#### [Written exercise]
Set down the listing below line for line, omitting the pictures.

#### [Rows]
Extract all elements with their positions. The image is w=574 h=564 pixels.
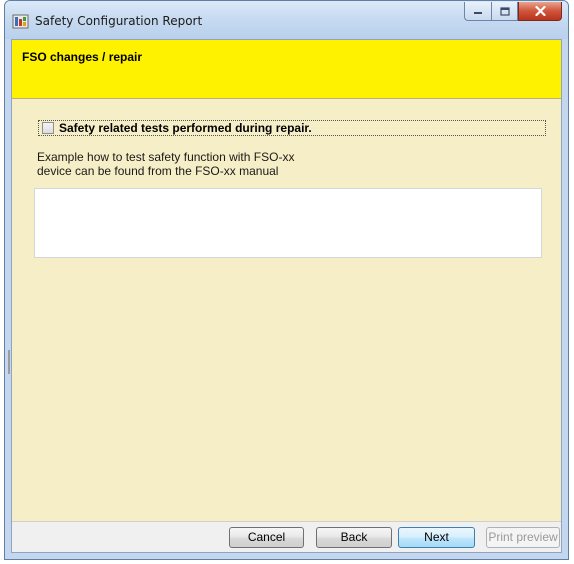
minimize-button[interactable] [464,2,491,21]
maximize-button[interactable] [491,2,518,21]
example-info-line-1: Example how to test safety function with… [37,150,295,164]
app-window: Safety Configuration Report FSO changes … [4,0,569,560]
cancel-button[interactable]: Cancel [229,527,304,548]
safety-tests-checkbox-label[interactable]: Safety related tests performed during re… [59,121,312,135]
next-button[interactable]: Next [398,527,475,548]
maximize-icon [499,6,510,16]
minimize-icon [474,12,482,14]
safety-tests-checkbox[interactable] [42,122,54,134]
back-button[interactable]: Back [316,527,392,548]
report-app-icon [12,13,29,30]
example-info-text: Example how to test safety function with… [37,150,294,178]
example-info-line-2: device can be found from the FSO-xx manu… [37,164,279,178]
print-preview-button[interactable]: Print preview [486,527,560,548]
button-bar: Cancel Back Next Print preview [12,521,561,552]
header-band: FSO changes / repair [12,40,561,99]
title-bar[interactable]: Safety Configuration Report [5,1,568,39]
close-button[interactable] [518,2,562,21]
left-edge-marker [8,350,10,374]
page-title: FSO changes / repair [22,50,143,64]
notes-textarea[interactable] [34,188,542,258]
caption-buttons [464,2,562,22]
window-title: Safety Configuration Report [35,14,203,28]
close-icon [534,6,546,16]
safety-tests-checkbox-row[interactable]: Safety related tests performed during re… [38,120,546,136]
dialog-client-area: FSO changes / repair Safety related test… [11,39,562,553]
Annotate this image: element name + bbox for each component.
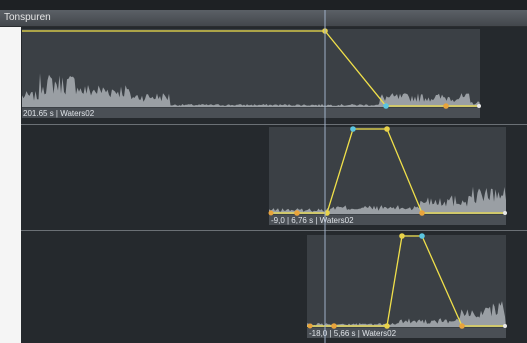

#### [Solution to this task]
Extract all elements with their positions. The image is w=574 h=564 pixels.
minimize-button[interactable] [464,2,491,21]
maximize-button[interactable] [491,2,518,21]
example-info-line-1: Example how to test safety function with… [37,150,295,164]
app-window: Safety Configuration Report FSO changes … [4,0,569,560]
cancel-button[interactable]: Cancel [229,527,304,548]
safety-tests-checkbox-label[interactable]: Safety related tests performed during re… [59,121,312,135]
next-button[interactable]: Next [398,527,475,548]
maximize-icon [499,6,510,16]
minimize-icon [474,12,482,14]
safety-tests-checkbox[interactable] [42,122,54,134]
back-button[interactable]: Back [316,527,392,548]
report-app-icon [12,13,29,30]
example-info-text: Example how to test safety function with… [37,150,294,178]
example-info-line-2: device can be found from the FSO-xx manu… [37,164,279,178]
print-preview-button[interactable]: Print preview [486,527,560,548]
button-bar: Cancel Back Next Print preview [12,521,561,552]
header-band: FSO changes / repair [12,40,561,99]
title-bar[interactable]: Safety Configuration Report [5,1,568,39]
close-button[interactable] [518,2,562,21]
left-edge-marker [8,350,10,374]
page-title: FSO changes / repair [22,50,143,64]
notes-textarea[interactable] [34,188,542,258]
caption-buttons [464,2,562,22]
window-title: Safety Configuration Report [35,14,203,28]
close-icon [534,6,546,16]
safety-tests-checkbox-row[interactable]: Safety related tests performed during re… [38,120,546,136]
dialog-client-area: FSO changes / repair Safety related test… [11,39,562,553]
Annotate this image: element name + bbox for each component.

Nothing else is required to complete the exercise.